--- start of Records for this exercise ---

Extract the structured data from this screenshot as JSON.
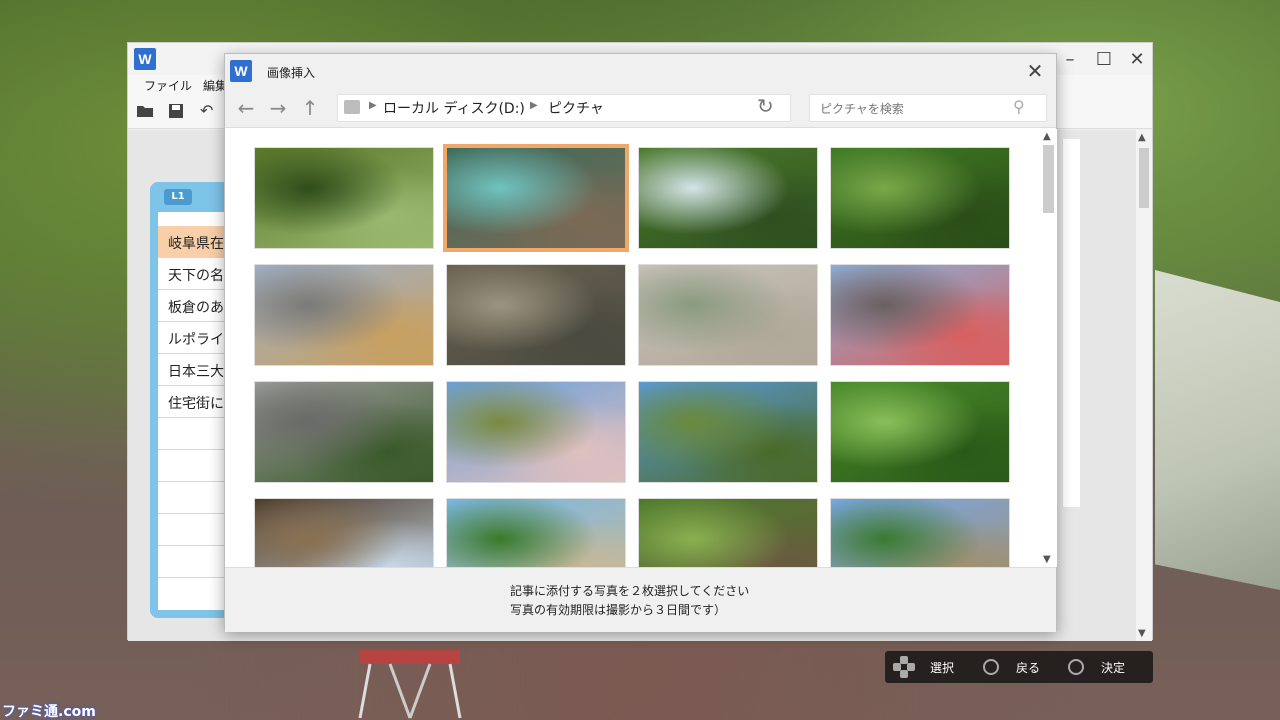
{
  "background_window": {
    "app_icon_letter": "W",
    "menu": [
      "ファイル",
      "編集"
    ],
    "window_controls": [
      "minimize-icon",
      "maximize-icon",
      "close-icon"
    ],
    "toolbar_icons": [
      "folder-open-icon",
      "save-icon",
      "undo-icon"
    ]
  },
  "notes_panel": {
    "tab_label": "L1",
    "items": [
      "岐阜県在",
      "天下の名",
      "板倉のあ",
      "ルポライ",
      "日本三大",
      "住宅街に"
    ],
    "selected_index": 0
  },
  "dialog": {
    "app_icon_letter": "W",
    "title": "画像挿入",
    "close_icon": "close-icon",
    "nav": {
      "back_icon": "arrow-left-icon",
      "forward_icon": "arrow-right-icon",
      "up_icon": "arrow-up-icon"
    },
    "breadcrumb": [
      "ローカル ディスク(D:)",
      "ピクチャ"
    ],
    "refresh_icon": "refresh-icon",
    "search": {
      "placeholder": "ピクチャを検索",
      "icon": "search-icon"
    },
    "thumbnails": [
      {
        "name": "forest-stream",
        "colors": [
          "#5c7a2a",
          "#2f4d1a",
          "#9ab870"
        ],
        "selected": false
      },
      {
        "name": "waterfall-pool",
        "colors": [
          "#3d6a5a",
          "#6fc3c0",
          "#7b6a55"
        ],
        "selected": true
      },
      {
        "name": "waterfall-cliff",
        "colors": [
          "#4b7a2a",
          "#d4e4e8",
          "#2e5020"
        ],
        "selected": false
      },
      {
        "name": "forest-path",
        "colors": [
          "#3f7a22",
          "#79a84a",
          "#2a4d18"
        ],
        "selected": false
      },
      {
        "name": "street-road",
        "colors": [
          "#9fb0c8",
          "#7a7a78",
          "#c8a060"
        ],
        "selected": false
      },
      {
        "name": "stone-steps",
        "colors": [
          "#6a6250",
          "#9c9480",
          "#4a4a40"
        ],
        "selected": false
      },
      {
        "name": "stone-lantern",
        "colors": [
          "#c8c2b8",
          "#8a9a80",
          "#b0a898"
        ],
        "selected": false
      },
      {
        "name": "town-gate",
        "colors": [
          "#8ab0d8",
          "#6a6060",
          "#d86060"
        ],
        "selected": false
      },
      {
        "name": "dragon-statue",
        "colors": [
          "#9a9a98",
          "#6a6a68",
          "#3a5a2a"
        ],
        "selected": false
      },
      {
        "name": "girl-shrine",
        "colors": [
          "#6aa0d8",
          "#7a8a40",
          "#e0c0c0"
        ],
        "selected": false
      },
      {
        "name": "girl-hillside",
        "colors": [
          "#5a9ad8",
          "#6a8a3a",
          "#4a6a2a"
        ],
        "selected": false
      },
      {
        "name": "tree-meadow",
        "colors": [
          "#4a8a2a",
          "#8ac05a",
          "#2a5a18"
        ],
        "selected": false
      },
      {
        "name": "wooden-house",
        "colors": [
          "#4a3a28",
          "#8a7050",
          "#c8d8e8"
        ],
        "selected": false
      },
      {
        "name": "mountain-village",
        "colors": [
          "#78b8e8",
          "#3a7a2a",
          "#c8b898"
        ],
        "selected": false
      },
      {
        "name": "thatched-village",
        "colors": [
          "#4a7a2a",
          "#8ab050",
          "#6a5a40"
        ],
        "selected": false
      },
      {
        "name": "mountain-town",
        "colors": [
          "#78a8e8",
          "#3a7a30",
          "#a09070"
        ],
        "selected": false
      }
    ],
    "footer": [
      "記事に添付する写真を２枚選択してください",
      "写真の有効期限は撮影から３日間です）"
    ]
  },
  "controller_hints": [
    {
      "icon": "dpad-icon",
      "label": "選択"
    },
    {
      "icon": "cross-button-icon",
      "label": "戻る"
    },
    {
      "icon": "circle-button-icon",
      "label": "決定"
    }
  ],
  "watermark": "ファミ通.com"
}
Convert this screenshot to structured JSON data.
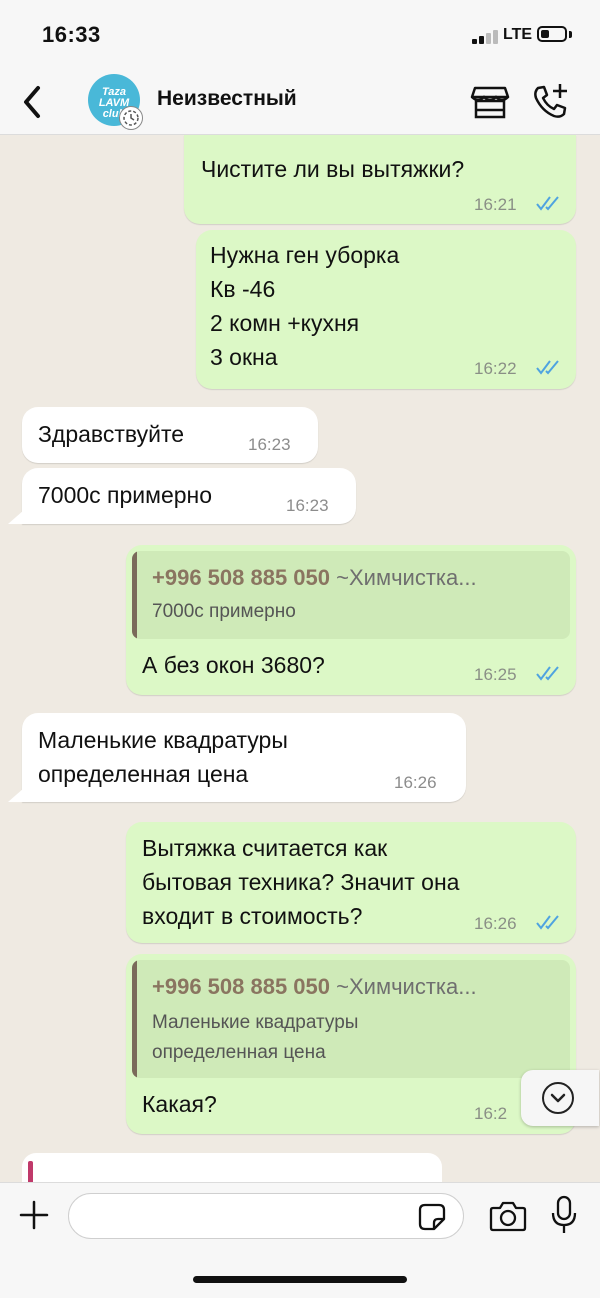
{
  "status_bar": {
    "time": "16:33",
    "network": "LTE",
    "battery_level": 0.35
  },
  "header": {
    "contact_name": "Неизвестный",
    "avatar_text": "Taza\nLAVM\nclub"
  },
  "colors": {
    "outgoing_bubble": "#dcf8c6",
    "incoming_bubble": "#ffffff",
    "chat_background": "#efeae2",
    "read_ticks": "#4fa3e0"
  },
  "messages": [
    {
      "direction": "out",
      "text": "Чистите ли вы вытяжки?",
      "time": "16:21",
      "read": true
    },
    {
      "direction": "out",
      "text": "Нужна ген уборка\nКв -46\n2 комн +кухня\n3 окна",
      "time": "16:22",
      "read": true
    },
    {
      "direction": "in",
      "text": "Здравствуйте",
      "time": "16:23"
    },
    {
      "direction": "in",
      "text": "7000с примерно",
      "time": "16:23"
    },
    {
      "direction": "out",
      "quote": {
        "author": "+996 508 885 050",
        "author_suffix": "~Химчистка...",
        "text": "7000с примерно"
      },
      "text": "А без окон 3680?",
      "time": "16:25",
      "read": true
    },
    {
      "direction": "in",
      "text": "Маленькие квадратуры\nопределенная цена",
      "time": "16:26"
    },
    {
      "direction": "out",
      "text": "Вытяжка считается как\nбытовая техника? Значит она\nвходит в стоимость?",
      "time": "16:26",
      "read": true
    },
    {
      "direction": "out",
      "quote": {
        "author": "+996 508 885 050",
        "author_suffix": "~Химчистка...",
        "text": "Маленькие квадратуры\nопределенная цена"
      },
      "text": "Какая?",
      "time": "16:2"
    }
  ],
  "input": {
    "placeholder": ""
  }
}
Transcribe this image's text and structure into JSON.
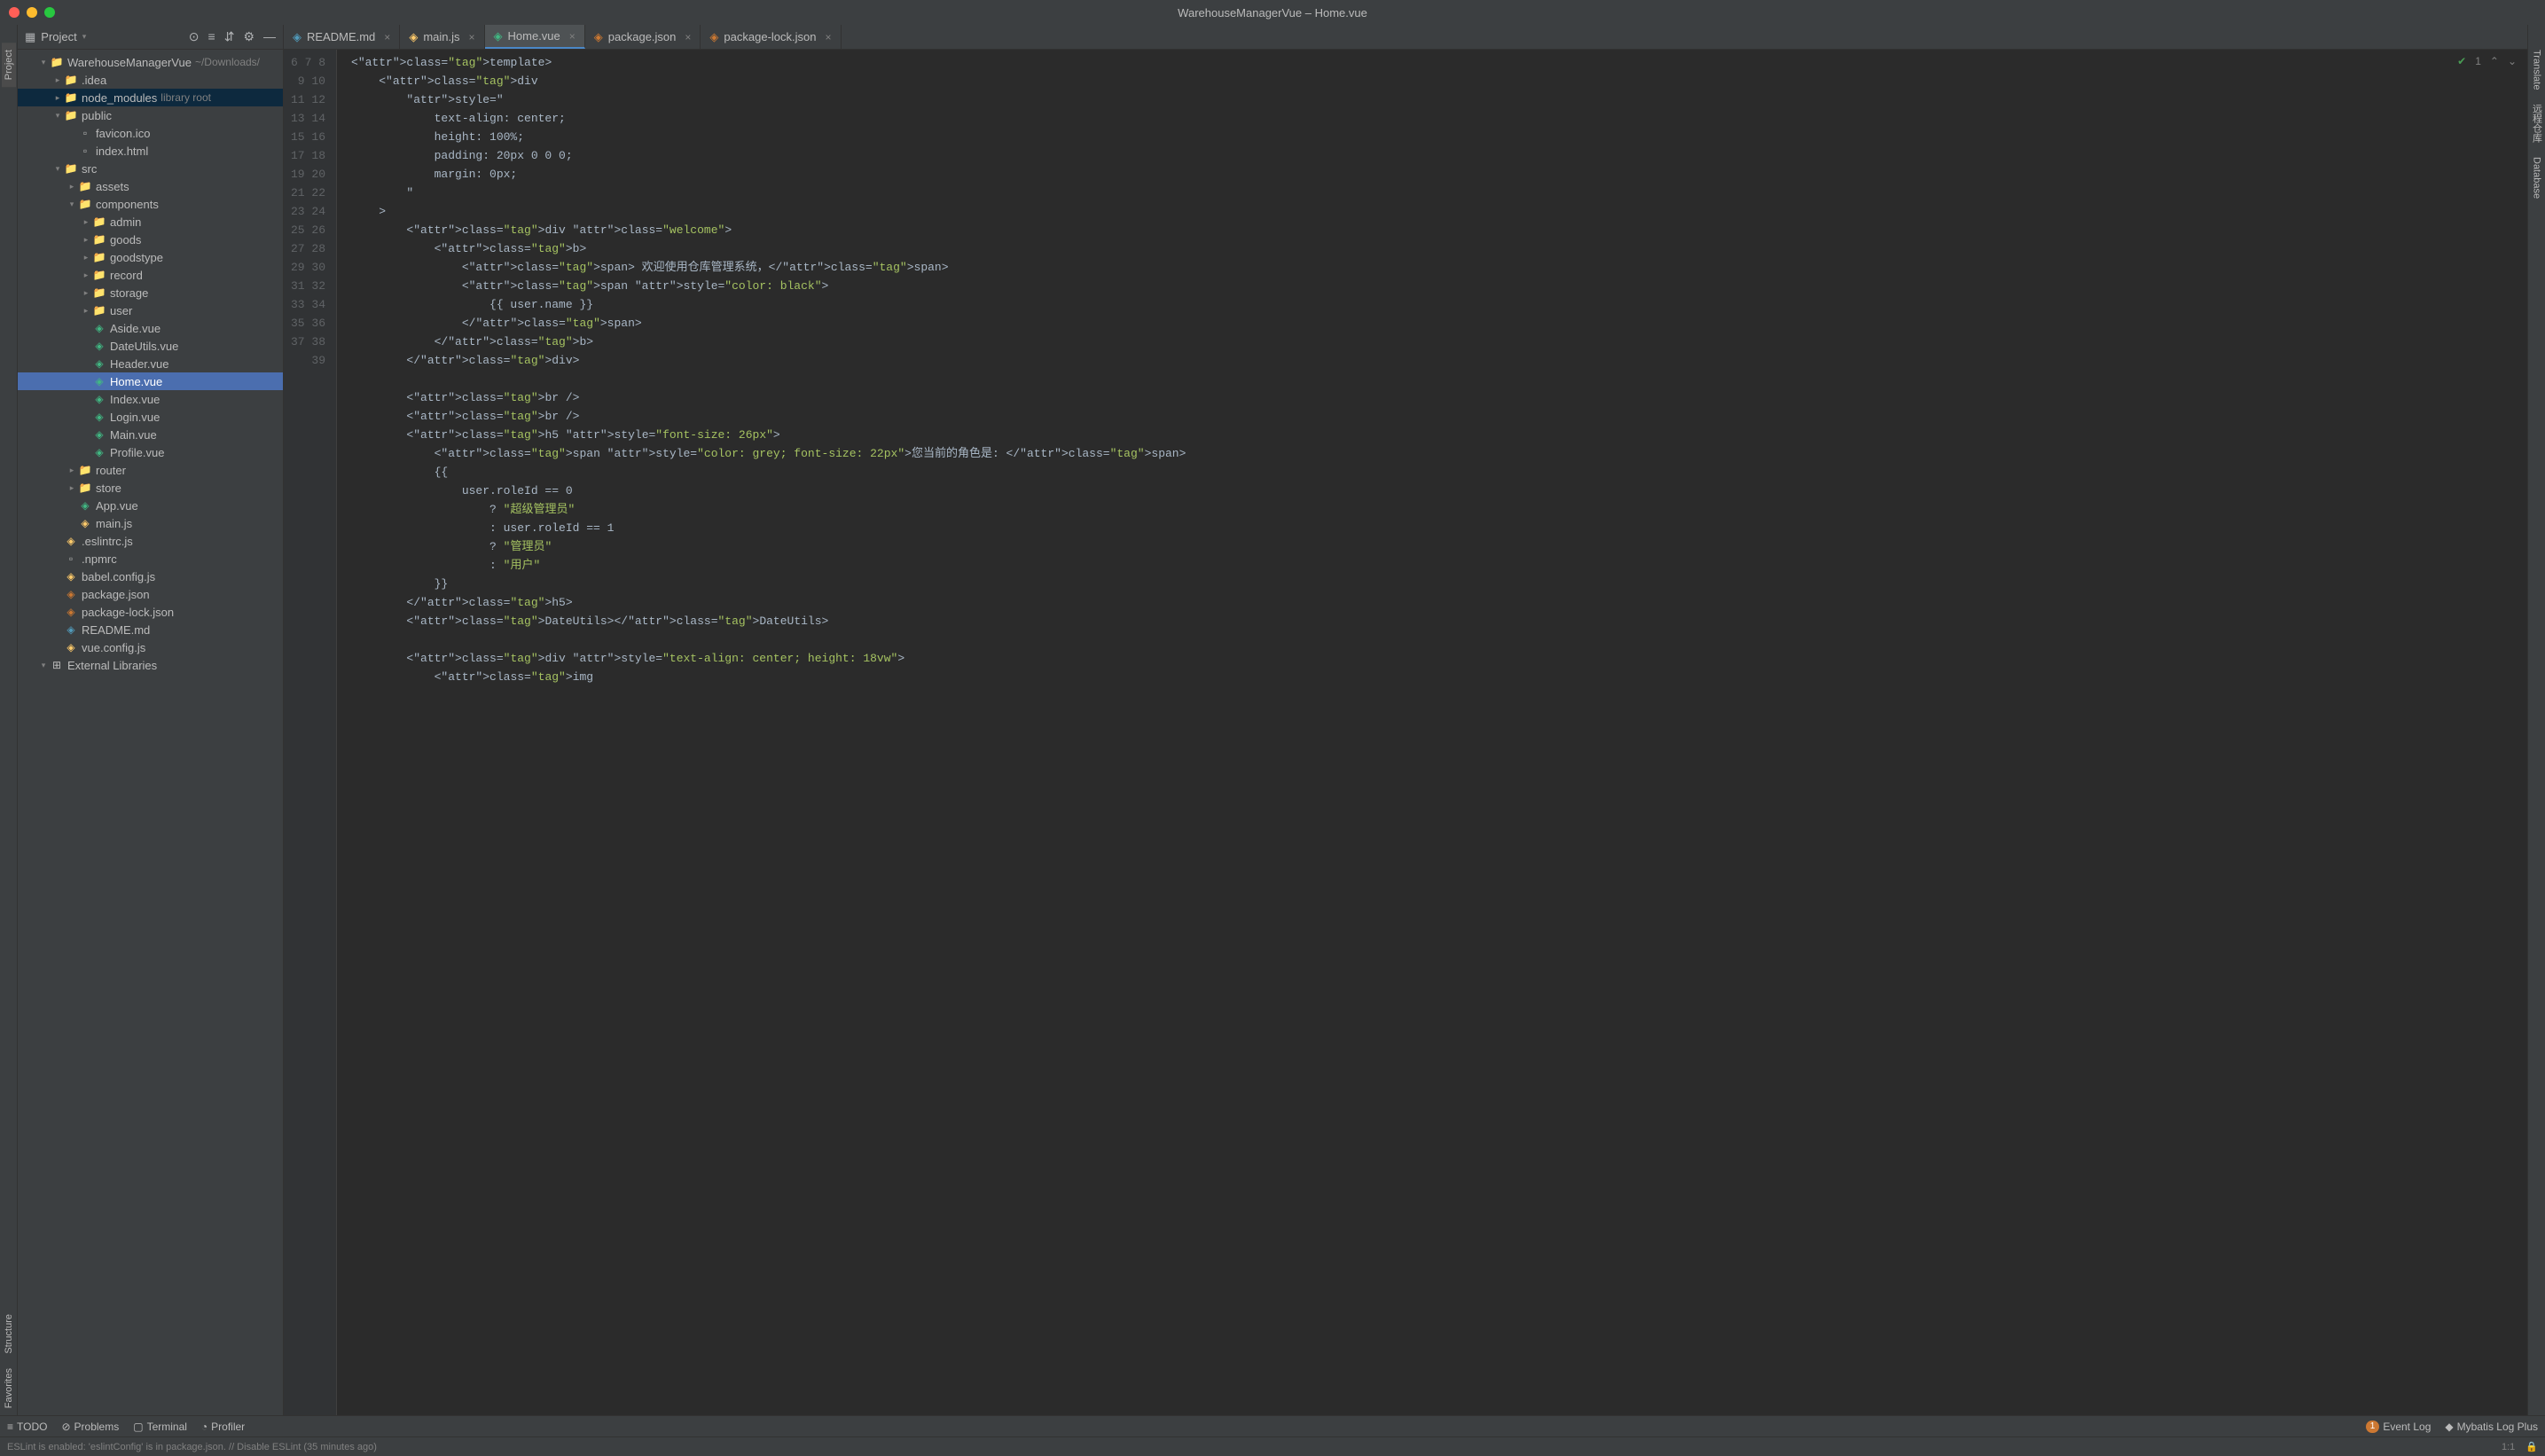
{
  "titlebar": {
    "title": "WarehouseManagerVue – Home.vue"
  },
  "left_rail": {
    "project": "Project",
    "structure": "Structure",
    "favorites": "Favorites"
  },
  "right_rail": {
    "translate": "Translate",
    "lib1": "远程仓库",
    "database": "Database"
  },
  "sidebar": {
    "header": "Project",
    "root": {
      "name": "WarehouseManagerVue",
      "path": "~/Downloads/"
    },
    "tree": [
      {
        "d": 1,
        "chev": "v",
        "icon": "folder",
        "label": "WarehouseManagerVue",
        "hint": "~/Downloads/"
      },
      {
        "d": 2,
        "chev": ">",
        "icon": "folder",
        "label": ".idea"
      },
      {
        "d": 2,
        "chev": ">",
        "icon": "folder",
        "label": "node_modules",
        "hint": "library root",
        "hl": true
      },
      {
        "d": 2,
        "chev": "v",
        "icon": "folder",
        "label": "public"
      },
      {
        "d": 3,
        "chev": "",
        "icon": "file",
        "label": "favicon.ico"
      },
      {
        "d": 3,
        "chev": "",
        "icon": "file",
        "label": "index.html"
      },
      {
        "d": 2,
        "chev": "v",
        "icon": "folder",
        "label": "src"
      },
      {
        "d": 3,
        "chev": ">",
        "icon": "folder",
        "label": "assets"
      },
      {
        "d": 3,
        "chev": "v",
        "icon": "folder",
        "label": "components"
      },
      {
        "d": 4,
        "chev": ">",
        "icon": "folder",
        "label": "admin"
      },
      {
        "d": 4,
        "chev": ">",
        "icon": "folder",
        "label": "goods"
      },
      {
        "d": 4,
        "chev": ">",
        "icon": "folder",
        "label": "goodstype"
      },
      {
        "d": 4,
        "chev": ">",
        "icon": "folder",
        "label": "record"
      },
      {
        "d": 4,
        "chev": ">",
        "icon": "folder",
        "label": "storage"
      },
      {
        "d": 4,
        "chev": ">",
        "icon": "folder",
        "label": "user"
      },
      {
        "d": 4,
        "chev": "",
        "icon": "vue",
        "label": "Aside.vue"
      },
      {
        "d": 4,
        "chev": "",
        "icon": "vue",
        "label": "DateUtils.vue"
      },
      {
        "d": 4,
        "chev": "",
        "icon": "vue",
        "label": "Header.vue"
      },
      {
        "d": 4,
        "chev": "",
        "icon": "vue",
        "label": "Home.vue",
        "sel": true
      },
      {
        "d": 4,
        "chev": "",
        "icon": "vue",
        "label": "Index.vue"
      },
      {
        "d": 4,
        "chev": "",
        "icon": "vue",
        "label": "Login.vue"
      },
      {
        "d": 4,
        "chev": "",
        "icon": "vue",
        "label": "Main.vue"
      },
      {
        "d": 4,
        "chev": "",
        "icon": "vue",
        "label": "Profile.vue"
      },
      {
        "d": 3,
        "chev": ">",
        "icon": "folder",
        "label": "router"
      },
      {
        "d": 3,
        "chev": ">",
        "icon": "folder",
        "label": "store"
      },
      {
        "d": 3,
        "chev": "",
        "icon": "vue",
        "label": "App.vue"
      },
      {
        "d": 3,
        "chev": "",
        "icon": "js",
        "label": "main.js"
      },
      {
        "d": 2,
        "chev": "",
        "icon": "js",
        "label": ".eslintrc.js"
      },
      {
        "d": 2,
        "chev": "",
        "icon": "file",
        "label": ".npmrc"
      },
      {
        "d": 2,
        "chev": "",
        "icon": "js",
        "label": "babel.config.js"
      },
      {
        "d": 2,
        "chev": "",
        "icon": "json",
        "label": "package.json"
      },
      {
        "d": 2,
        "chev": "",
        "icon": "json",
        "label": "package-lock.json"
      },
      {
        "d": 2,
        "chev": "",
        "icon": "md",
        "label": "README.md"
      },
      {
        "d": 2,
        "chev": "",
        "icon": "js",
        "label": "vue.config.js"
      },
      {
        "d": 1,
        "chev": "v",
        "icon": "lib",
        "label": "External Libraries"
      }
    ]
  },
  "tabs": [
    {
      "icon": "md",
      "label": "README.md"
    },
    {
      "icon": "js",
      "label": "main.js"
    },
    {
      "icon": "vue",
      "label": "Home.vue",
      "active": true
    },
    {
      "icon": "json",
      "label": "package.json"
    },
    {
      "icon": "json",
      "label": "package-lock.json"
    }
  ],
  "editor": {
    "first_line": 6,
    "badge": "1",
    "lines": [
      "<template>",
      "    <div",
      "        style=\"",
      "            text-align: center;",
      "            height: 100%;",
      "            padding: 20px 0 0 0;",
      "            margin: 0px;",
      "        \"",
      "    >",
      "        <div class=\"welcome\">",
      "            <b>",
      "                <span> 欢迎使用仓库管理系统，</span>",
      "                <span style=\"color: black\">",
      "                    {{ user.name }}",
      "                </span>",
      "            </b>",
      "        </div>",
      "",
      "        <br />",
      "        <br />",
      "        <h5 style=\"font-size: 26px\">",
      "            <span style=\"color: grey; font-size: 22px\">您当前的角色是: </span>",
      "            {{",
      "                user.roleId == 0",
      "                    ? \"超级管理员\"",
      "                    : user.roleId == 1",
      "                    ? \"管理员\"",
      "                    : \"用户\"",
      "            }}",
      "        </h5>",
      "        <DateUtils></DateUtils>",
      "",
      "        <div style=\"text-align: center; height: 18vw\">",
      "            <img"
    ]
  },
  "bottom_tabs": {
    "todo": "TODO",
    "problems": "Problems",
    "terminal": "Terminal",
    "profiler": "Profiler",
    "event_log": "Event Log",
    "event_count": "1",
    "mybatis": "Mybatis Log Plus"
  },
  "statusbar": {
    "message": "ESLint is enabled: 'eslintConfig' is in package.json. // Disable ESLint (35 minutes ago)",
    "pos": "1:1"
  }
}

--- end of Records for this exercise ---

-- Aim of the task --
Extract all lines that hold the word "style".

-- The result --
      "        style=\"",
      "                <span style=\"color: black\">",
      "        <h5 style=\"font-size: 26px\">",
      "            <span style=\"color: grey; font-size: 22px\">您当前的角色是: </span>",
      "        <div style=\"text-align: center; height: 18vw\">",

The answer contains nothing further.